═══ Data lines ═══
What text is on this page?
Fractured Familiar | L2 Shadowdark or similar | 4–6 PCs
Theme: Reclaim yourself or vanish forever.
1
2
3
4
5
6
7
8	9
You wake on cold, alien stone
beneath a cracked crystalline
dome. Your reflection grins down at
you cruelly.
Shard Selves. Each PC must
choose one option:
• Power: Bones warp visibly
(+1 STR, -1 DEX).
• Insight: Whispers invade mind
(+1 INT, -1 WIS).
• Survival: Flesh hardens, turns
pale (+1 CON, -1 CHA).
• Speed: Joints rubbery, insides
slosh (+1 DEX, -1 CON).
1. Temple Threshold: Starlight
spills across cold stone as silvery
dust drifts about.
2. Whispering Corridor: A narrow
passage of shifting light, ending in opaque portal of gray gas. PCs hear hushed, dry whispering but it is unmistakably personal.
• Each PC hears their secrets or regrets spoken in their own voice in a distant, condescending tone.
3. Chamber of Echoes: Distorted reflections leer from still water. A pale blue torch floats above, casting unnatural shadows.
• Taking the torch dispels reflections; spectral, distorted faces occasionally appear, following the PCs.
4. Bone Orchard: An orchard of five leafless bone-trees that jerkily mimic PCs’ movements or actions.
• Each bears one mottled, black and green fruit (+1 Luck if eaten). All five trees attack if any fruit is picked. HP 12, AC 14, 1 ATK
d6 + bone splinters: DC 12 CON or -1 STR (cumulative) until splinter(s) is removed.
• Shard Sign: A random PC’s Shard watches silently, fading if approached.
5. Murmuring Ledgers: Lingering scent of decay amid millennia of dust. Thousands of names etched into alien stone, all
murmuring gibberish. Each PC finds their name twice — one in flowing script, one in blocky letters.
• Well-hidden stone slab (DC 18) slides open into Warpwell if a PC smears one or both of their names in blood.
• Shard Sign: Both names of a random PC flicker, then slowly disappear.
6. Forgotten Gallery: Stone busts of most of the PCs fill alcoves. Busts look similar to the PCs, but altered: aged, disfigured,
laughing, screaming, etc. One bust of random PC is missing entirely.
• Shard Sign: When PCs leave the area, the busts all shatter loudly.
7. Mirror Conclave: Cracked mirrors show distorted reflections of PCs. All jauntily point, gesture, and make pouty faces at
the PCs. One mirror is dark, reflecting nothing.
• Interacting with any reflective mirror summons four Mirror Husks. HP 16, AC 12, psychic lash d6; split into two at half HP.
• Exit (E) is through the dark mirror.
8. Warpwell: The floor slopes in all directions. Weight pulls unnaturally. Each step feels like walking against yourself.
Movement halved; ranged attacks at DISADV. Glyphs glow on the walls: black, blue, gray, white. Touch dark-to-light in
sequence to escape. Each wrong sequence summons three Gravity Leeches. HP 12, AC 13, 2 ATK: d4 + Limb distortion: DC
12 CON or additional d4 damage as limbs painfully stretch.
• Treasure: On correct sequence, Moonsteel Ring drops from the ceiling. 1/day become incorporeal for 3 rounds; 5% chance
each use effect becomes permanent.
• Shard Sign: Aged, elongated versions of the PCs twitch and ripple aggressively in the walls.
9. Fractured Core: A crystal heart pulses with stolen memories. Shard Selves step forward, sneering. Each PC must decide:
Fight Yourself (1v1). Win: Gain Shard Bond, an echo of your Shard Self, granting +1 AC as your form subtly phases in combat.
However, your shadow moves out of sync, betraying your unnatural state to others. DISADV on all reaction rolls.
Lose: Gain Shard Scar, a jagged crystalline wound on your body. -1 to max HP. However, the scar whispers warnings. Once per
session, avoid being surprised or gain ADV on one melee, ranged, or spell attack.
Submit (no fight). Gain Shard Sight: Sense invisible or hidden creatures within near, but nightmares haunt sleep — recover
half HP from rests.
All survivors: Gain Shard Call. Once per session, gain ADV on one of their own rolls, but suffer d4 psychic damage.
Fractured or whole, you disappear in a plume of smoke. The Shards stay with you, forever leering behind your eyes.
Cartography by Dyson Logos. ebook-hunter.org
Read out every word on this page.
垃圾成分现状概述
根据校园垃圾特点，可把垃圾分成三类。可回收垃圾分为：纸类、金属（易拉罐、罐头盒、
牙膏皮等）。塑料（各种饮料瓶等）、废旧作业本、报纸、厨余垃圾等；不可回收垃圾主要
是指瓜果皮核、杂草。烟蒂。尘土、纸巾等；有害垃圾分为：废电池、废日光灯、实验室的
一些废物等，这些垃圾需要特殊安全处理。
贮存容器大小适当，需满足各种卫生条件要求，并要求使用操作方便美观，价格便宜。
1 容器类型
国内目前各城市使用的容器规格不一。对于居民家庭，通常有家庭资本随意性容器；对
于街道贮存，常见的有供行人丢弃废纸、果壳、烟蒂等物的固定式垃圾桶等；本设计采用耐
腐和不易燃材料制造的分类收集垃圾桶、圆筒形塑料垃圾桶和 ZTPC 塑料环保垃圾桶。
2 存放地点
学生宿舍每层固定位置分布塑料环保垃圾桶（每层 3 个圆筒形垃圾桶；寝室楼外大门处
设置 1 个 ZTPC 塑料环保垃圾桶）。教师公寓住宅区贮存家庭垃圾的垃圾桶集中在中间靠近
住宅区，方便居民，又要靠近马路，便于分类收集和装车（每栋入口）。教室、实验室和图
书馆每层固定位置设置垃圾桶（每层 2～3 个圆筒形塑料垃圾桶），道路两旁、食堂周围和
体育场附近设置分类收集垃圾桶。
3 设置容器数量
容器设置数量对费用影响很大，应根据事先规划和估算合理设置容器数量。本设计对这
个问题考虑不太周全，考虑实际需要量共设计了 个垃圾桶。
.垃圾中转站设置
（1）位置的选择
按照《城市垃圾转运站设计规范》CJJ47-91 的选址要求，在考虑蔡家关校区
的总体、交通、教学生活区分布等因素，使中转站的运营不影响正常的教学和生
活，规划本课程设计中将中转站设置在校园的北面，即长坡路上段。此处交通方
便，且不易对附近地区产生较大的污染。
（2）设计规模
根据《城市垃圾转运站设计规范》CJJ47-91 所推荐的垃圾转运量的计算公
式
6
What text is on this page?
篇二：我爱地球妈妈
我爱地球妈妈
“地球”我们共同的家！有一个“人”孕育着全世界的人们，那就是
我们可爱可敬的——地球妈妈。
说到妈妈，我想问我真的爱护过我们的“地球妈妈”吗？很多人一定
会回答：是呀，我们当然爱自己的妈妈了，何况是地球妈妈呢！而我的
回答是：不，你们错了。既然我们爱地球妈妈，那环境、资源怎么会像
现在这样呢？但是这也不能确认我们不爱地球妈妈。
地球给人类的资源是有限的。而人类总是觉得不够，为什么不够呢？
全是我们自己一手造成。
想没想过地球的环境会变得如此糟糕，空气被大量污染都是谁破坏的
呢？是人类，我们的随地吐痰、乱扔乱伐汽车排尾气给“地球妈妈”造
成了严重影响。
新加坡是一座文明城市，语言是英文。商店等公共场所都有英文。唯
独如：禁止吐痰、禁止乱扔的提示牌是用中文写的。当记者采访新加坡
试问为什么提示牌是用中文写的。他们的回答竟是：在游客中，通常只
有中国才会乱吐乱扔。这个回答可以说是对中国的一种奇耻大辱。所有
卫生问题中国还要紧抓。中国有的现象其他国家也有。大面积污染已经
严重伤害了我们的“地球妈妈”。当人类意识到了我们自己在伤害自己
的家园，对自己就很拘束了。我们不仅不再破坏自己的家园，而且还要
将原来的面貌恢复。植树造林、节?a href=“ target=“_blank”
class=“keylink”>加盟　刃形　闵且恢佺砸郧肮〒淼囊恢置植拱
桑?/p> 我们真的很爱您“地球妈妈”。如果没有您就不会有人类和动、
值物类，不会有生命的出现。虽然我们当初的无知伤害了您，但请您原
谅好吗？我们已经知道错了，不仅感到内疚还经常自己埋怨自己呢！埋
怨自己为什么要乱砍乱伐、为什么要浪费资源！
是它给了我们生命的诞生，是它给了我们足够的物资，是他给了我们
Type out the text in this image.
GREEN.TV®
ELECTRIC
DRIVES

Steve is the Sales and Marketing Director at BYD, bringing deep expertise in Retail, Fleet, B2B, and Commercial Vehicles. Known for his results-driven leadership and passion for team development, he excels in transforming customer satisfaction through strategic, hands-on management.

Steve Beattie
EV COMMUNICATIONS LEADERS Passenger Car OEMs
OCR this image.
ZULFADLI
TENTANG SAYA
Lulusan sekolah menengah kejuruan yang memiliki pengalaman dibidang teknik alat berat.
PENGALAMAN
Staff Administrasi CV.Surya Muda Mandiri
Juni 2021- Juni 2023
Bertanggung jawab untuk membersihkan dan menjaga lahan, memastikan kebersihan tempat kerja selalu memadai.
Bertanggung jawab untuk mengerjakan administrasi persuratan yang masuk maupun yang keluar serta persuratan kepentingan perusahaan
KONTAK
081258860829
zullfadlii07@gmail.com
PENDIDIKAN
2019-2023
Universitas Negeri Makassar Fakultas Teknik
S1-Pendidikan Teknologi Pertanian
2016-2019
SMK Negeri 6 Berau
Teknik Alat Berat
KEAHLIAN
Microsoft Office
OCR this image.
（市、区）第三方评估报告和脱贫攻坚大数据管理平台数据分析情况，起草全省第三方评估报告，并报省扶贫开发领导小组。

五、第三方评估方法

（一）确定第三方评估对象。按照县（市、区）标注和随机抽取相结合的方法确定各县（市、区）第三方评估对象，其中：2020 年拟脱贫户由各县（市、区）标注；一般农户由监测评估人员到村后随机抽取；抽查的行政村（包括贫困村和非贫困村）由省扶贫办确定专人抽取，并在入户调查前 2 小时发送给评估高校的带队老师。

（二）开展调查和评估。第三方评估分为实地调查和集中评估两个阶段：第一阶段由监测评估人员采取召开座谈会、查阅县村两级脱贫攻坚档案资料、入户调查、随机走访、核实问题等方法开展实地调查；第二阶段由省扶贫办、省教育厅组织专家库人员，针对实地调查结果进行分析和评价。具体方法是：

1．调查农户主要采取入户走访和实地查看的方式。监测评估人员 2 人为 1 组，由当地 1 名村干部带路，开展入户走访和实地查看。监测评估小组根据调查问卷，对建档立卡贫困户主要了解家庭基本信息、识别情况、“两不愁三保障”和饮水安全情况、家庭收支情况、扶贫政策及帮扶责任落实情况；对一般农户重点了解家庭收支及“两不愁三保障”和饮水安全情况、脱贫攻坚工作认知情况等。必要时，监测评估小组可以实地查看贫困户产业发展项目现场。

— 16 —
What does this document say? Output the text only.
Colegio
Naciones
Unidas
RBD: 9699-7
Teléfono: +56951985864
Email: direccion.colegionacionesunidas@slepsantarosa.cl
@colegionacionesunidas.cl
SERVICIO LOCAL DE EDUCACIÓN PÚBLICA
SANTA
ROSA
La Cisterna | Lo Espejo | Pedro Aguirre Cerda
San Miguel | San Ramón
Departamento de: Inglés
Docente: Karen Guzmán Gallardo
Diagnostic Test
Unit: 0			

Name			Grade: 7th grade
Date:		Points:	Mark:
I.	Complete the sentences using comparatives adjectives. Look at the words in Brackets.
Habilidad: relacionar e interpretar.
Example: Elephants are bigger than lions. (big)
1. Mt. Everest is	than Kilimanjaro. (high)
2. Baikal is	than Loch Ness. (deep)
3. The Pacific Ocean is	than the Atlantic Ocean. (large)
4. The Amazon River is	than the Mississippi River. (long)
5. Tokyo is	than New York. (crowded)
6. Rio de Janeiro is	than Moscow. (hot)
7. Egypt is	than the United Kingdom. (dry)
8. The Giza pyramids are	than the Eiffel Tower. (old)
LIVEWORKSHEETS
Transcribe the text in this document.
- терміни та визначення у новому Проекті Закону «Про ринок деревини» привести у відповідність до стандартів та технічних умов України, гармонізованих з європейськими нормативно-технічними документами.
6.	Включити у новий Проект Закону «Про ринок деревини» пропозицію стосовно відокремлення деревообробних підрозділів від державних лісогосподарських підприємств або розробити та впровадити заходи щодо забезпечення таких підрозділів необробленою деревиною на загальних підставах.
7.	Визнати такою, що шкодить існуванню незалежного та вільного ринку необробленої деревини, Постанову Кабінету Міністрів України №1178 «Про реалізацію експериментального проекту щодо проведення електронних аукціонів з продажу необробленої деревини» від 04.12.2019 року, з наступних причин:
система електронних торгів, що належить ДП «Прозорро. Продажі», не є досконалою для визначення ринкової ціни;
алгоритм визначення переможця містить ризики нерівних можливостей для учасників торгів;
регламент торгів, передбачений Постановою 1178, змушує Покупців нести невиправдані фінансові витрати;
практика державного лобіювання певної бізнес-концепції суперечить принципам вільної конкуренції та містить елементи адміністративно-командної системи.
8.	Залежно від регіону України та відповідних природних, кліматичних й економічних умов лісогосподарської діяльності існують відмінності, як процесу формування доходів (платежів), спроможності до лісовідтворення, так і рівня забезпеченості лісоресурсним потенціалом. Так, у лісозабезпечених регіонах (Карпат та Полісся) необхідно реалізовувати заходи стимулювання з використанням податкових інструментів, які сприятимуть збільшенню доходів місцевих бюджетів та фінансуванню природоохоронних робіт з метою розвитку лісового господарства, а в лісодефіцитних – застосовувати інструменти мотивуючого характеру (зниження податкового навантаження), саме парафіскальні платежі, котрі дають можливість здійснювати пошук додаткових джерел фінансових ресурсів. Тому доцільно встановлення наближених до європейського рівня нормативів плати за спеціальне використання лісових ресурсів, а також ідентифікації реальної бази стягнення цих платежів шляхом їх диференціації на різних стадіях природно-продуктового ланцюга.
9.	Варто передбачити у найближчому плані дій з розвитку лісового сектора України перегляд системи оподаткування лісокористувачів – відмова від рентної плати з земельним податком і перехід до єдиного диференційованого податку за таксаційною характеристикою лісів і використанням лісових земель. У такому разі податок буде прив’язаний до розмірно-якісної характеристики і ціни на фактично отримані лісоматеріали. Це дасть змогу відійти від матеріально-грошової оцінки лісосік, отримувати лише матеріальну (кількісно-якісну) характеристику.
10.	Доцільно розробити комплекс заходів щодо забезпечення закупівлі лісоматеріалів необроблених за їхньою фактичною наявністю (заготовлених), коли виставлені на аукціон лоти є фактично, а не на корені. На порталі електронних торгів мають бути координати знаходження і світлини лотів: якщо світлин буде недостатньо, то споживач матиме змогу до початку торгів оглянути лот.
═══
▶ _Work instructions_
Which lines include "names"? Copy each of them out.

▶ _Solution to the exercise_
5. Murmuring Ledgers: Lingering scent of decay amid millennia of dust. Thousands of names etched into alien stone, all
• Well-hidden stone slab (DC 18) slides open into Warpwell if a PC smears one or both of their names in blood.
• Shard Sign: Both names of a random PC flicker, then slowly disappear.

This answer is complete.